* _INSTRUCTIONS TO FOLLOW_
Pictures do not belong in the copy; transcribe everything else in the records exactly.

* _DATA ROWS_
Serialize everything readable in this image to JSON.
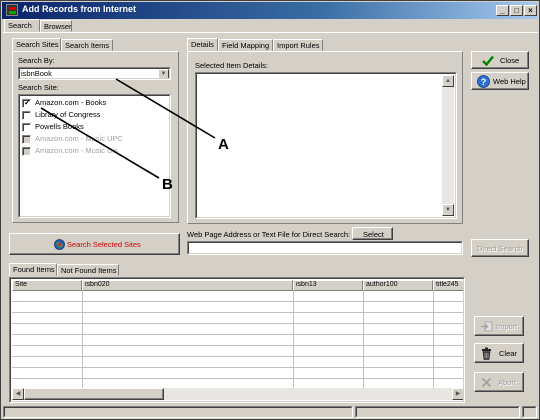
{
  "window": {
    "title": "Add Records from Internet",
    "controls": {
      "minimize": "_",
      "maximize": "□",
      "close": "×"
    }
  },
  "outer_tabs": [
    "Search",
    "Browser"
  ],
  "left_tabs": [
    "Search Sites",
    "Search Items"
  ],
  "search_by": {
    "label": "Search By:",
    "value": "isbnBook"
  },
  "search_site": {
    "label": "Search Site:",
    "items": [
      {
        "label": "Amazon.com - Books",
        "checked": true,
        "enabled": true
      },
      {
        "label": "Library of Congress",
        "checked": false,
        "enabled": true
      },
      {
        "label": "Powells Books",
        "checked": false,
        "enabled": true
      },
      {
        "label": "Amazon.com - Music UPC",
        "checked": false,
        "enabled": false
      },
      {
        "label": "Amazon.com - Music Dis",
        "checked": false,
        "enabled": false
      }
    ]
  },
  "search_selected_sites_label": "Search Selected Sites",
  "right_tabs": [
    "Details",
    "Field Mapping",
    "Import Rules"
  ],
  "selected_item_details_label": "Selected Item Details:",
  "side_buttons": {
    "close": "Close",
    "web_help": "Web Help"
  },
  "direct_search": {
    "label": "Web Page Address or Text File for Direct Search:",
    "select_label": "Select",
    "direct_search_button": "Direct Search"
  },
  "bottom_tabs": [
    "Found Items",
    "Not Found Items"
  ],
  "grid": {
    "columns": [
      "Site",
      "isbn020",
      "isbn13",
      "author100",
      "title245"
    ]
  },
  "bottom_buttons": {
    "import": "Import",
    "clear": "Clear",
    "abort": "Abort"
  },
  "annotations": {
    "a": "A",
    "b": "B"
  }
}
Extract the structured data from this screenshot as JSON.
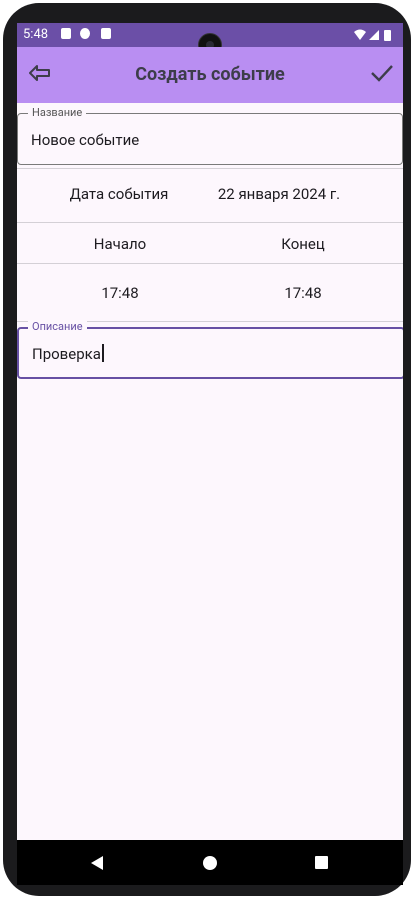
{
  "status_bar": {
    "time": "5:48"
  },
  "app_bar": {
    "title": "Создать событие",
    "back_icon": "arrow-left-icon",
    "save_icon": "check-icon"
  },
  "form": {
    "name_label": "Название",
    "name_value": "Новое событие",
    "date_label": "Дата события",
    "date_value": "22 января 2024 г.",
    "start_label": "Начало",
    "end_label": "Конец",
    "start_time": "17:48",
    "end_time": "17:48",
    "description_label": "Описание",
    "description_value": "Проверка"
  },
  "colors": {
    "accent": "#6750a4",
    "app_bar": "#b98ef2",
    "status_bar": "#6b4fa7",
    "background": "#fdf7fd"
  }
}
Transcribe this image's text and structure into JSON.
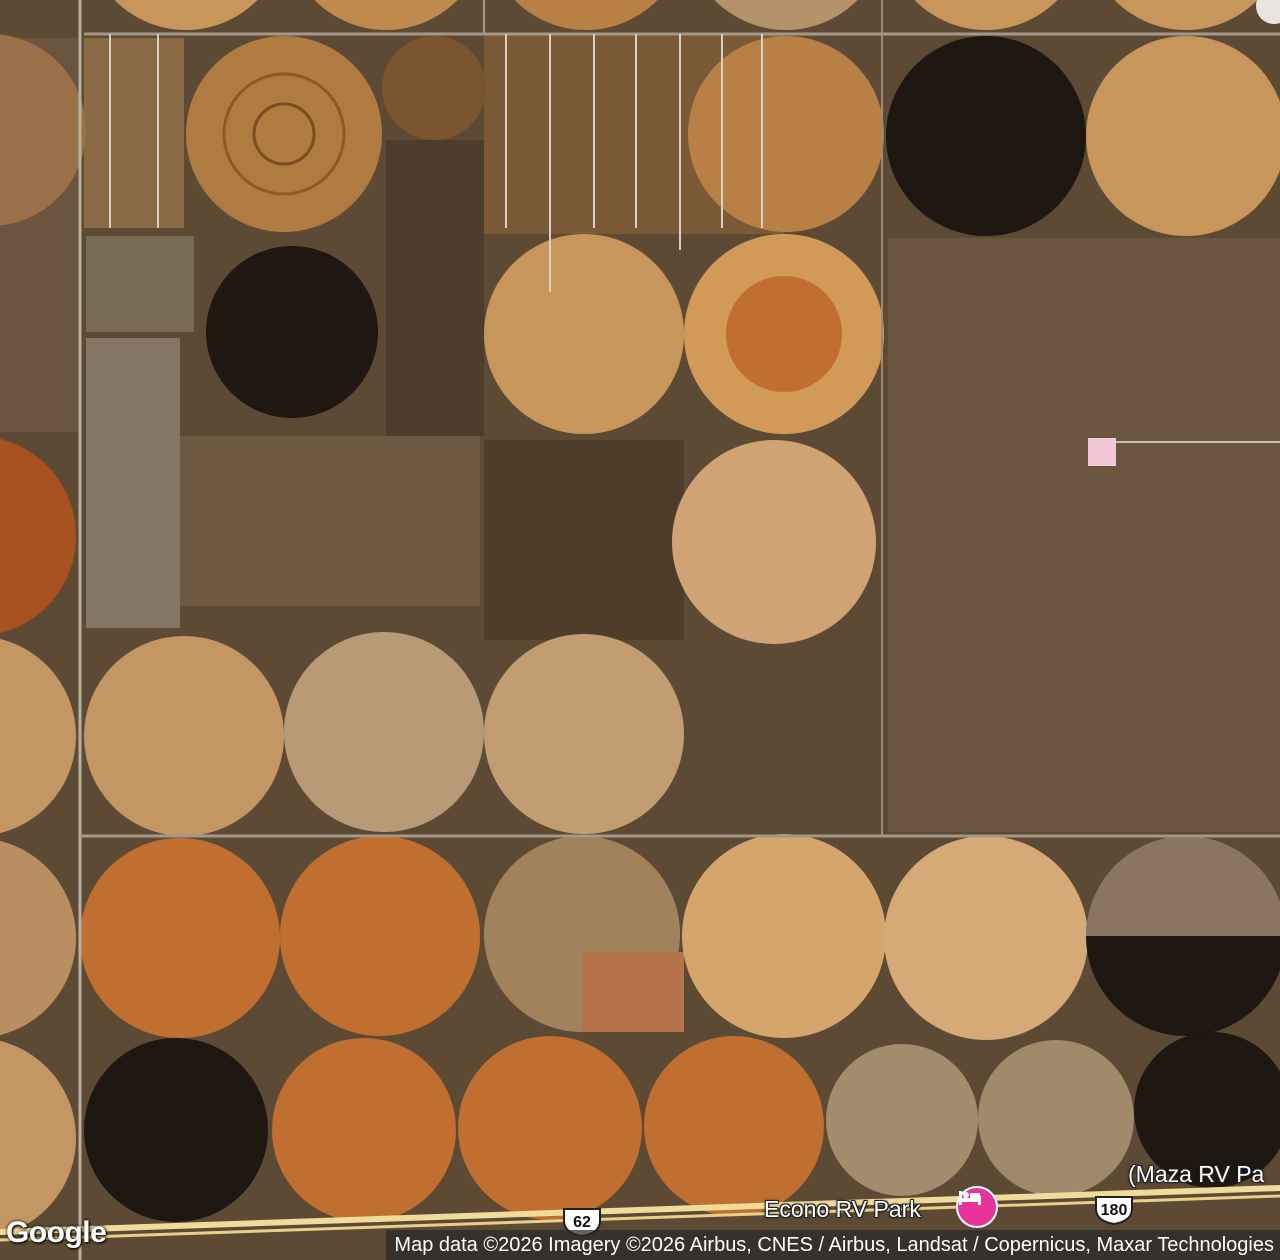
{
  "map": {
    "view": "satellite",
    "labels": {
      "econo_rv_park": "Econo RV Park",
      "maza_rv_park": "(Maza RV Pa"
    },
    "highway_shields": {
      "us_62": "62",
      "us_180": "180"
    },
    "logo": "Google",
    "attribution": "Map data ©2026 Imagery ©2026 Airbus, CNES / Airbus, Landsat / Copernicus, Maxar Technologies",
    "icons": {
      "poi": "hotel-bed-icon"
    },
    "colors": {
      "poi_pin": "#e8339a",
      "field_dark": "#1e1712",
      "field_tan": "#c8955a",
      "field_orange": "#c06f30",
      "scrub": "#5d4a35"
    }
  }
}
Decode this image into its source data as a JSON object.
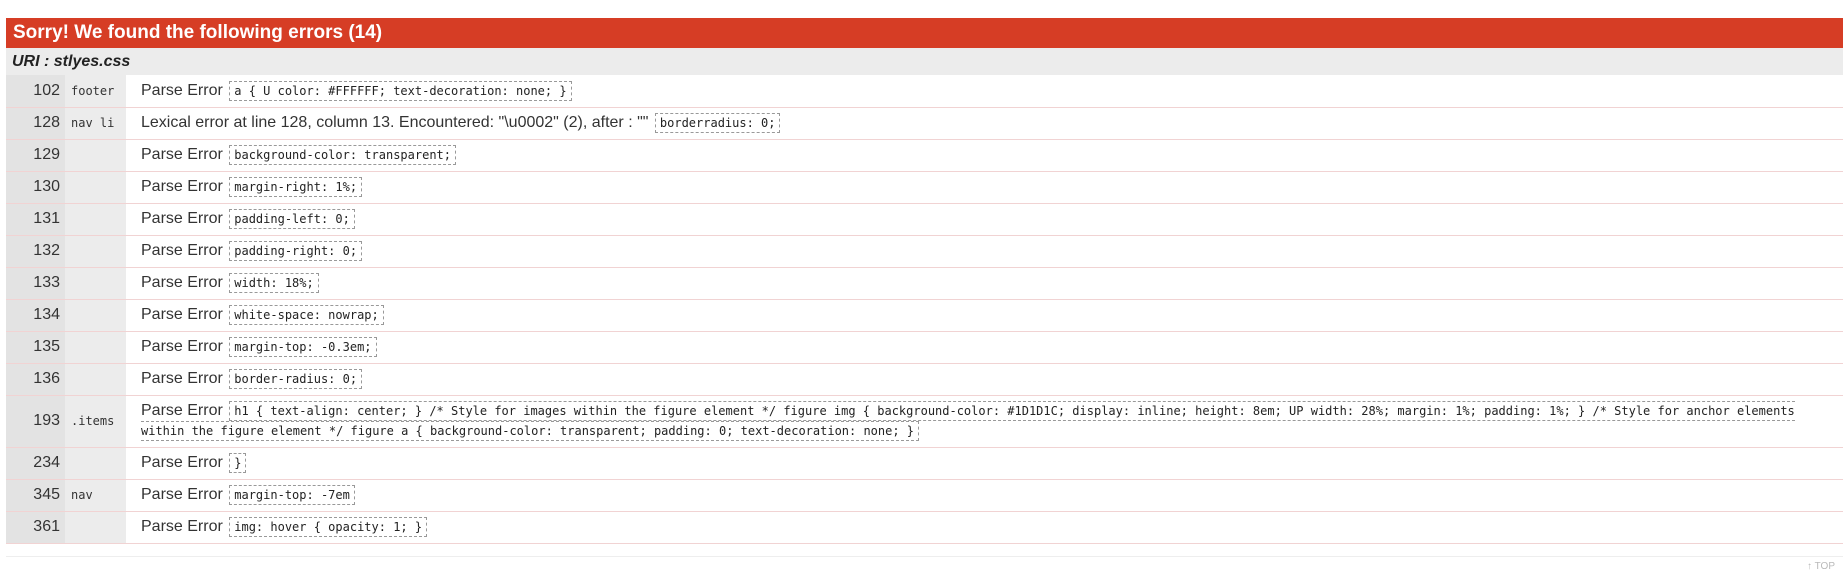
{
  "panel": {
    "title": "Sorry! We found the following errors (14)",
    "header_color": "#d63d25"
  },
  "uri": {
    "label": "URI : stlyes.css"
  },
  "errors": [
    {
      "line": "102",
      "context": "footer",
      "message": "Parse Error",
      "skipped": "a { U color: #FFFFFF; text-decoration: none; }"
    },
    {
      "line": "128",
      "context": "nav li",
      "message": "Lexical error at line 128, column 13. Encountered: \"\\u0002\" (2), after : \"\"",
      "skipped": "border\u0002radius: 0;"
    },
    {
      "line": "129",
      "context": "",
      "message": "Parse Error",
      "skipped": "background-color: transparent;"
    },
    {
      "line": "130",
      "context": "",
      "message": "Parse Error",
      "skipped": "margin-right: 1%;"
    },
    {
      "line": "131",
      "context": "",
      "message": "Parse Error",
      "skipped": "padding-left: 0;"
    },
    {
      "line": "132",
      "context": "",
      "message": "Parse Error",
      "skipped": "padding-right: 0;"
    },
    {
      "line": "133",
      "context": "",
      "message": "Parse Error",
      "skipped": "width: 18%;"
    },
    {
      "line": "134",
      "context": "",
      "message": "Parse Error",
      "skipped": "white-space: nowrap;"
    },
    {
      "line": "135",
      "context": "",
      "message": "Parse Error",
      "skipped": "margin-top: -0.3em;"
    },
    {
      "line": "136",
      "context": "",
      "message": "Parse Error",
      "skipped": "border-radius: 0;"
    },
    {
      "line": "193",
      "context": ".items",
      "message": "Parse Error",
      "skipped": "h1 { text-align: center; } /* Style for images within the figure element */ figure img { background-color: #1D1D1C; display: inline; height: 8em; UP width: 28%; margin: 1%; padding: 1%; } /* Style for anchor elements within the figure element */ figure a { background-color: transparent; padding: 0; text-decoration: none; }"
    },
    {
      "line": "234",
      "context": "",
      "message": "Parse Error",
      "skipped": "}"
    },
    {
      "line": "345",
      "context": "nav",
      "message": "Parse Error",
      "skipped": "margin-top: -7em"
    },
    {
      "line": "361",
      "context": "",
      "message": "Parse Error",
      "skipped": "img: hover { opacity: 1; }"
    }
  ],
  "footer": {
    "top_link": "↑ TOP"
  }
}
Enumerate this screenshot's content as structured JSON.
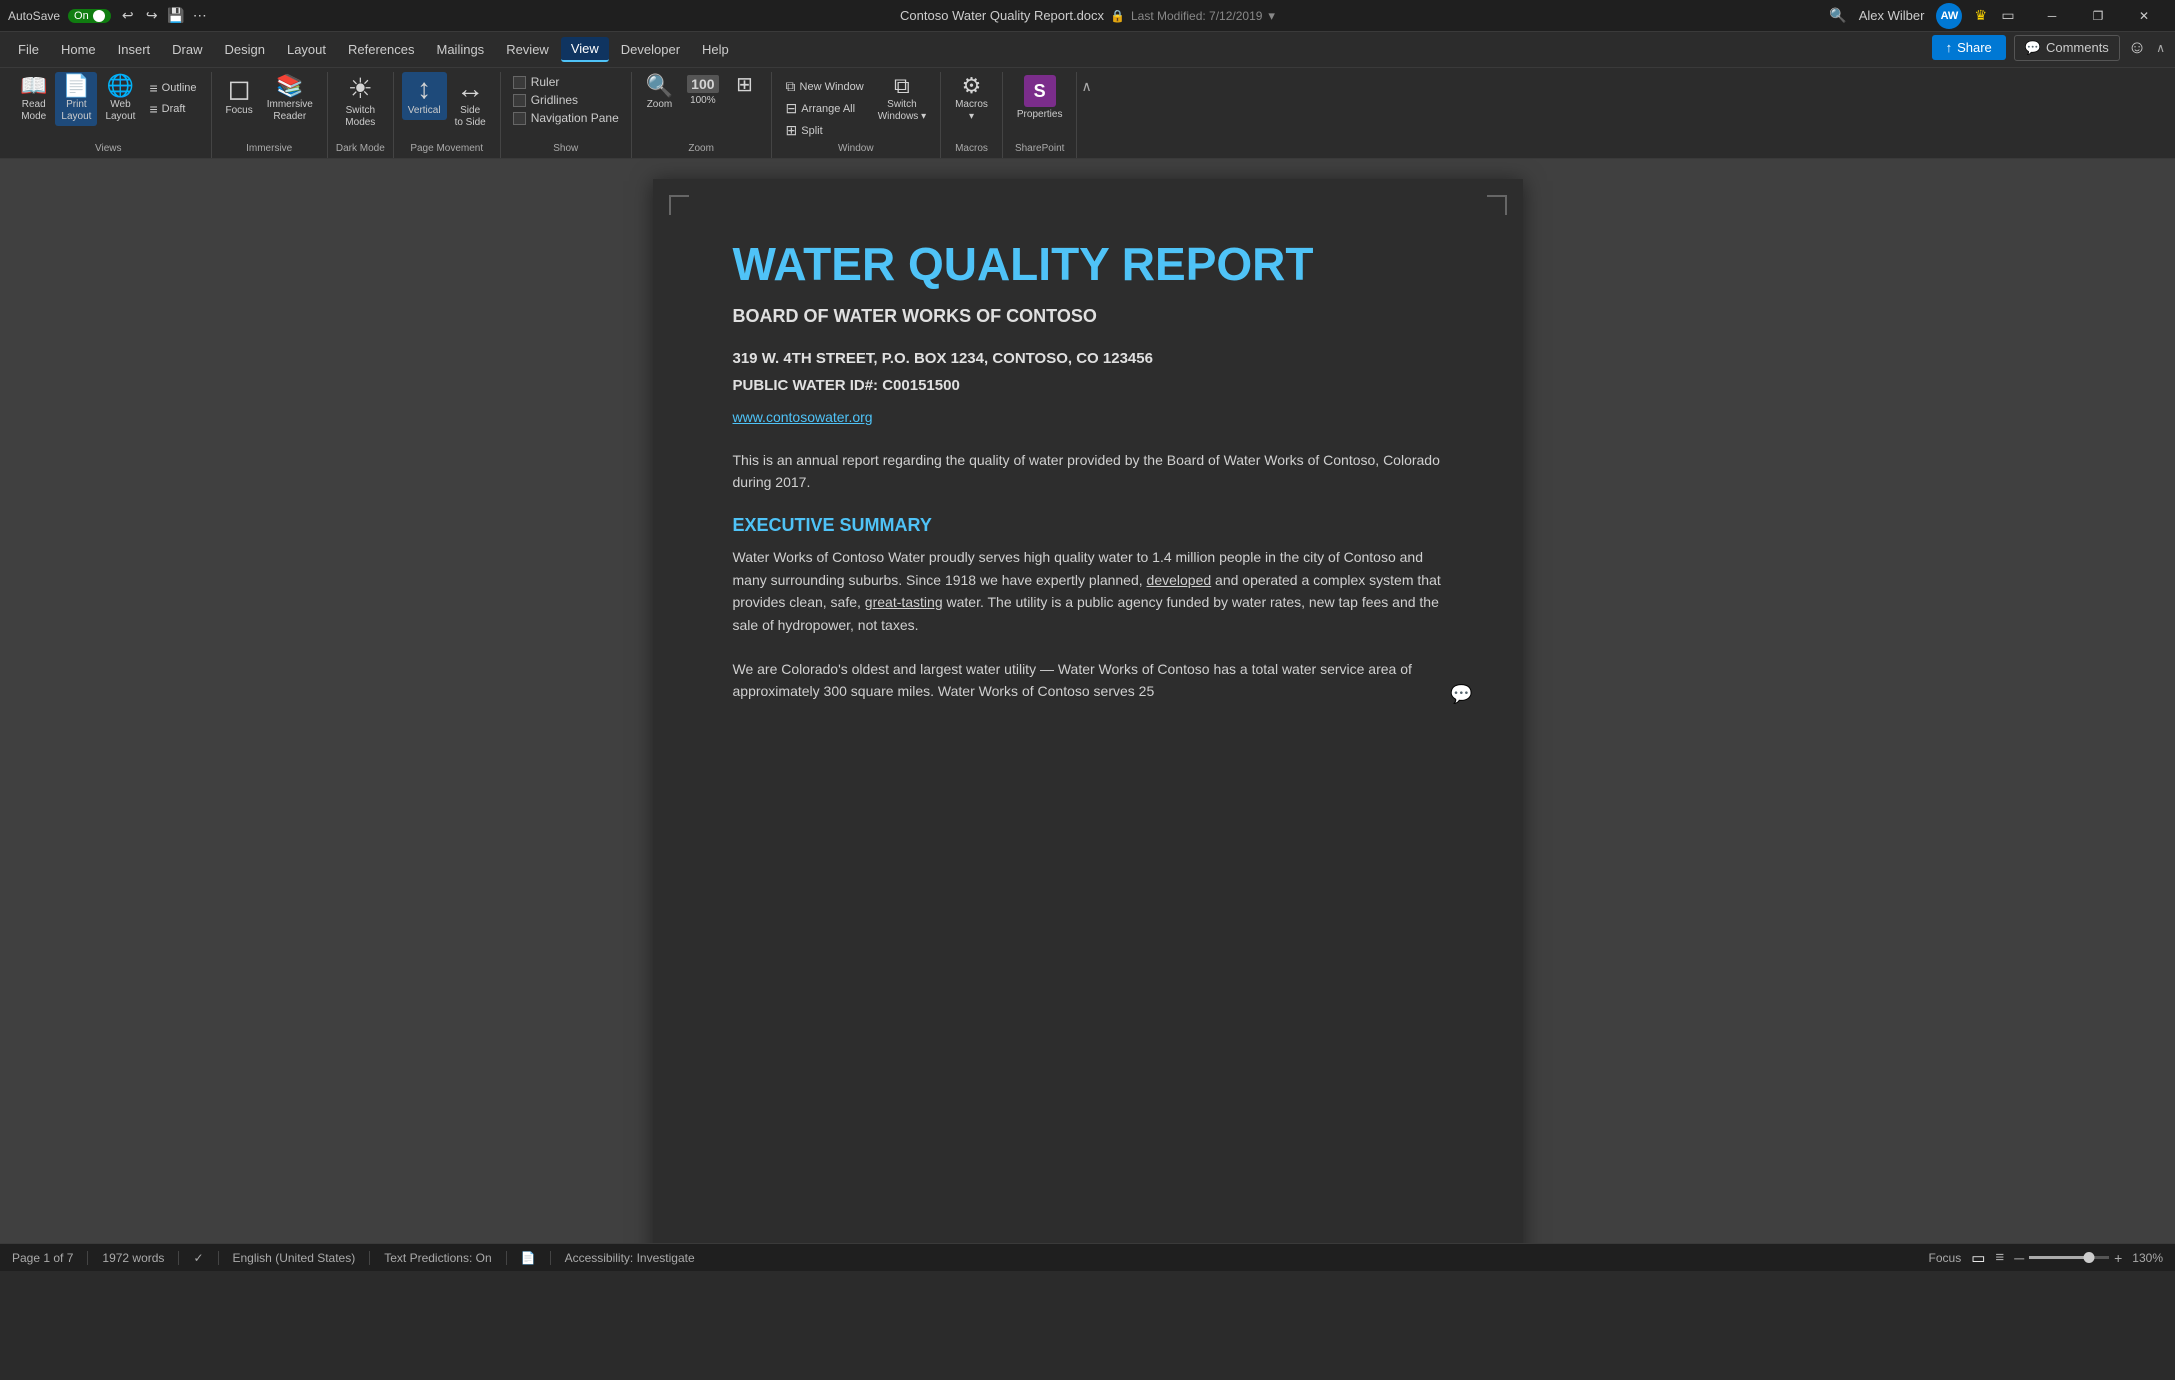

* _SOLUTION TO THE EXERCISE_
Serialize everything readable in this image to JSON.
{
  "window": {
    "title": "Add Records from Internet",
    "controls": {
      "minimize": "_",
      "maximize": "□",
      "close": "×"
    }
  },
  "outer_tabs": [
    "Search",
    "Browser"
  ],
  "left_tabs": [
    "Search Sites",
    "Search Items"
  ],
  "search_by": {
    "label": "Search By:",
    "value": "isbnBook"
  },
  "search_site": {
    "label": "Search Site:",
    "items": [
      {
        "label": "Amazon.com - Books",
        "checked": true,
        "enabled": true
      },
      {
        "label": "Library of Congress",
        "checked": false,
        "enabled": true
      },
      {
        "label": "Powells Books",
        "checked": false,
        "enabled": true
      },
      {
        "label": "Amazon.com - Music UPC",
        "checked": false,
        "enabled": false
      },
      {
        "label": "Amazon.com - Music Dis",
        "checked": false,
        "enabled": false
      }
    ]
  },
  "search_selected_sites_label": "Search Selected Sites",
  "right_tabs": [
    "Details",
    "Field Mapping",
    "Import Rules"
  ],
  "selected_item_details_label": "Selected Item Details:",
  "side_buttons": {
    "close": "Close",
    "web_help": "Web Help"
  },
  "direct_search": {
    "label": "Web Page Address or Text File for Direct Search:",
    "select_label": "Select",
    "direct_search_button": "Direct Search"
  },
  "bottom_tabs": [
    "Found Items",
    "Not Found Items"
  ],
  "grid": {
    "columns": [
      "Site",
      "isbn020",
      "isbn13",
      "author100",
      "title245"
    ]
  },
  "bottom_buttons": {
    "import": "Import",
    "clear": "Clear",
    "abort": "Abort"
  },
  "annotations": {
    "a": "A",
    "b": "B"
  }
}
Extract the structured data from this screenshot as JSON.
{
  "status_bar": {
    "time": "5:48"
  },
  "app_bar": {
    "title": "Создать событие",
    "back_icon": "arrow-left-icon",
    "save_icon": "check-icon"
  },
  "form": {
    "name_label": "Название",
    "name_value": "Новое событие",
    "date_label": "Дата события",
    "date_value": "22 января 2024 г.",
    "start_label": "Начало",
    "end_label": "Конец",
    "start_time": "17:48",
    "end_time": "17:48",
    "description_label": "Описание",
    "description_value": "Проверка"
  },
  "colors": {
    "accent": "#6750a4",
    "app_bar": "#b98ef2",
    "status_bar": "#6b4fa7",
    "background": "#fdf7fd"
  }
}
Transcribe this image's text and structure into JSON.
{
  "map": {
    "view": "satellite",
    "labels": {
      "econo_rv_park": "Econo RV Park",
      "maza_rv_park": "(Maza RV Pa"
    },
    "highway_shields": {
      "us_62": "62",
      "us_180": "180"
    },
    "logo": "Google",
    "attribution": "Map data ©2026 Imagery ©2026 Airbus, CNES / Airbus, Landsat / Copernicus, Maxar Technologies",
    "icons": {
      "poi": "hotel-bed-icon"
    },
    "colors": {
      "poi_pin": "#e8339a",
      "field_dark": "#1e1712",
      "field_tan": "#c8955a",
      "field_orange": "#c06f30",
      "scrub": "#5d4a35"
    }
  }
}
Decode this image into its source data as a JSON object.
{
  "panel": {
    "title": "Sorry! We found the following errors (14)",
    "header_color": "#d63d25"
  },
  "uri": {
    "label": "URI : stlyes.css"
  },
  "errors": [
    {
      "line": "102",
      "context": "footer",
      "message": "Parse Error",
      "skipped": "a { U color: #FFFFFF; text-decoration: none; }"
    },
    {
      "line": "128",
      "context": "nav li",
      "message": "Lexical error at line 128, column 13. Encountered: \"\\u0002\" (2), after : \"\"",
      "skipped": "border\u0002radius: 0;"
    },
    {
      "line": "129",
      "context": "",
      "message": "Parse Error",
      "skipped": "background-color: transparent;"
    },
    {
      "line": "130",
      "context": "",
      "message": "Parse Error",
      "skipped": "margin-right: 1%;"
    },
    {
      "line": "131",
      "context": "",
      "message": "Parse Error",
      "skipped": "padding-left: 0;"
    },
    {
      "line": "132",
      "context": "",
      "message": "Parse Error",
      "skipped": "padding-right: 0;"
    },
    {
      "line": "133",
      "context": "",
      "message": "Parse Error",
      "skipped": "width: 18%;"
    },
    {
      "line": "134",
      "context": "",
      "message": "Parse Error",
      "skipped": "white-space: nowrap;"
    },
    {
      "line": "135",
      "context": "",
      "message": "Parse Error",
      "skipped": "margin-top: -0.3em;"
    },
    {
      "line": "136",
      "context": "",
      "message": "Parse Error",
      "skipped": "border-radius: 0;"
    },
    {
      "line": "193",
      "context": ".items",
      "message": "Parse Error",
      "skipped": "h1 { text-align: center; } /* Style for images within the figure element */ figure img { background-color: #1D1D1C; display: inline; height: 8em; UP width: 28%; margin: 1%; padding: 1%; } /* Style for anchor elements within the figure element */ figure a { background-color: transparent; padding: 0; text-decoration: none; }"
    },
    {
      "line": "234",
      "context": "",
      "message": "Parse Error",
      "skipped": "}"
    },
    {
      "line": "345",
      "context": "nav",
      "message": "Parse Error",
      "skipped": "margin-top: -7em"
    },
    {
      "line": "361",
      "context": "",
      "message": "Parse Error",
      "skipped": "img: hover { opacity: 1; }"
    }
  ],
  "footer": {
    "top_link": "↑ TOP"
  }
}
Enumerate this screenshot's content as structured JSON.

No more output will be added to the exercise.